Grand ama­teur de ran­don­nées et de mon­tagne, il choisit à la sor­tie de l’École d’application d’artillerie de Fontainebleau de servir dans l’artillerie de mon­tagne, où il fut affec­té à une bat­terie qui con­tribuait à garder un petit col des Alpes. Il racon­tait sa guerre avec humour : les fan­tassins qui tenaient les postes fron­tières étaient, des deux côtés, surtout des réservistes qui, recrutés dans la région, par­laient le même patois. Une fois, dans la sec­onde quin­zaine de juin 1940, sa bat­terie a dû faire des tirs, demandés par un ordre venu de très haut. En plein accord avec leurs supérieurs directs, ils ont pris grand soin d’envoyer leurs obus de 75 sur une zone pier­reuse où ils ne risquaient de faire de mal à personne !

Après deux années à l’École des Mines de Paris, de 1940 à 1942, Roger a été affec­té au ser­vice des Mines de Nan­cy, où il s’occupait surtout des mines de fer. Mais il y a aus­si com­mencé une car­rière pro­fes­so­rale, à l’École des mines et des indus­tries métal­lurgiques de Nan­cy, qu’il a ensuite pour­suiv­ie jusqu’en 1972 à l’École des Mines de Paris. Il a d’ailleurs assuré, par la suite, la prési­dence de l’École nationale supérieure de chimie de Lille.

• Action requise 1: Relevez tous les établissements d'enseignement nommés dans l'extrait, chacun une seule fois.
• Action requise 2: Reproduisez l'extrait en commençant aux mots « Grand ama­teur de » et en vous arrêtant après « mal à personne ! ».
Le matériel ci-dessous n'est pas nécessaire.

• Matériel extrait:
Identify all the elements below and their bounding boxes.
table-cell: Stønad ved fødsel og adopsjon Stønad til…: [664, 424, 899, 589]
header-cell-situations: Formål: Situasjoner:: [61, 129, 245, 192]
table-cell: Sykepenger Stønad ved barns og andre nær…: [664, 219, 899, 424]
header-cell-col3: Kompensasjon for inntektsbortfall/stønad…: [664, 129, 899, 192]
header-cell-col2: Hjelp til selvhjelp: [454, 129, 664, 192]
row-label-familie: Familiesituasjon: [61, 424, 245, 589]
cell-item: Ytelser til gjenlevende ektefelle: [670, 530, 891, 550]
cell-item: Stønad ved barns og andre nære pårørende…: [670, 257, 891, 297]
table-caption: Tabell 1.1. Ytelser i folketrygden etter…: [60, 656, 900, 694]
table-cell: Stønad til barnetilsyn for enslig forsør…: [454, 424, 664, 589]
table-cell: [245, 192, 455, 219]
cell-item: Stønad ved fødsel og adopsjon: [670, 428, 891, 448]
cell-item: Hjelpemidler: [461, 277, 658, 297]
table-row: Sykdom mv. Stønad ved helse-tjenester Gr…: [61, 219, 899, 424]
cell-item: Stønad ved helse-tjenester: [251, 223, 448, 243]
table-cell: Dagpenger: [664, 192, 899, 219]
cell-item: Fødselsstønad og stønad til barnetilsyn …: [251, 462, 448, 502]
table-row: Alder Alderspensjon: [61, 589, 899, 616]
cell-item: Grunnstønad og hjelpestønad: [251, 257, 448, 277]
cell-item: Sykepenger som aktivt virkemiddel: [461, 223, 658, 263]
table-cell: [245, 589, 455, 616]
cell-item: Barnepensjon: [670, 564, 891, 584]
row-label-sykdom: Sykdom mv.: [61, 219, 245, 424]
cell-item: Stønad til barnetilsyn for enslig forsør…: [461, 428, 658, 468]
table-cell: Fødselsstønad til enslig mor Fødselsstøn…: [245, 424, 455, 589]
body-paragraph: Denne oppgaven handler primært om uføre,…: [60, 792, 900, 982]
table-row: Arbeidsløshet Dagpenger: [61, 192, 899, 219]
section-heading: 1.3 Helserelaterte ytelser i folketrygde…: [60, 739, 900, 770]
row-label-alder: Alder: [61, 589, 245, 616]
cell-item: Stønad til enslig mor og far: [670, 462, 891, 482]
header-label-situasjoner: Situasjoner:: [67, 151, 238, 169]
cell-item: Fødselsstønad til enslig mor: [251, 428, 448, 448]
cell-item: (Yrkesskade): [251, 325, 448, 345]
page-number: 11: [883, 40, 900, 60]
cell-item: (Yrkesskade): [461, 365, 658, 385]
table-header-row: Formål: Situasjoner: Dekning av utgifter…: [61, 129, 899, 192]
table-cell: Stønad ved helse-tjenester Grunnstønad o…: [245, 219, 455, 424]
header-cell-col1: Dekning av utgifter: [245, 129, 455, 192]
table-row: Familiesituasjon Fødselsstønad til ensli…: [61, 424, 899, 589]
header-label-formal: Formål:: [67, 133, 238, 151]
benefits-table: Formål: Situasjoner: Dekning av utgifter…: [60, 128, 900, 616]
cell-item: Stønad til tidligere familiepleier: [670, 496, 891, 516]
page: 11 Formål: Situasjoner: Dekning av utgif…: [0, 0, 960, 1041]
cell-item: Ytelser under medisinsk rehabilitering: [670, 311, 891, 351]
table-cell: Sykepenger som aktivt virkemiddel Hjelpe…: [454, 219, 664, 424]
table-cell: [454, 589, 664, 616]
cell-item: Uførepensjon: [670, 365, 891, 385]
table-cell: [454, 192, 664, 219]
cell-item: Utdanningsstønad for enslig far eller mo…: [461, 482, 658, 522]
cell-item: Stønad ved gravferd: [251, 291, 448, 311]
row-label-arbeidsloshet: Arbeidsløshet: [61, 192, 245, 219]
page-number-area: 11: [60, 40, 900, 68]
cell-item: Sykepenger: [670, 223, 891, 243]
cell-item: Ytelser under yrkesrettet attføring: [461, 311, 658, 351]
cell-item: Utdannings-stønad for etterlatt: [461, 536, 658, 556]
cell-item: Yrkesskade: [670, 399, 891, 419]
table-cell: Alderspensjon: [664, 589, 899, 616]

• Résultat attendu 1:
- École d'application d'artillerie de Fontainebleau
- École des Mines de Paris
- École des mines et des industries métallurgiques de Nancy
- École nationale supérieure de chimie de Lille

• Résultat attendu 2:
Grand ama­teur de ran­don­nées et de mon­tagne, il choisit à la sor­tie de l’École d’application d’artillerie de Fontainebleau de servir dans l’artillerie de mon­tagne, où il fut affec­té à une bat­terie qui con­tribuait à garder un petit col des Alpes. Il racon­tait sa guerre avec humour : les fan­tassins qui tenaient les postes fron­tières étaient, des deux côtés, surtout des réservistes qui, recrutés dans la région, par­laient le même patois. Une fois, dans la sec­onde quin­zaine de juin 1940, sa bat­terie a dû faire des tirs, demandés par un ordre venu de très haut. En plein accord avec leurs supérieurs directs, ils ont pris grand soin d’envoyer leurs obus de 75 sur une zone pier­reuse où ils ne risquaient de faire de mal à personne !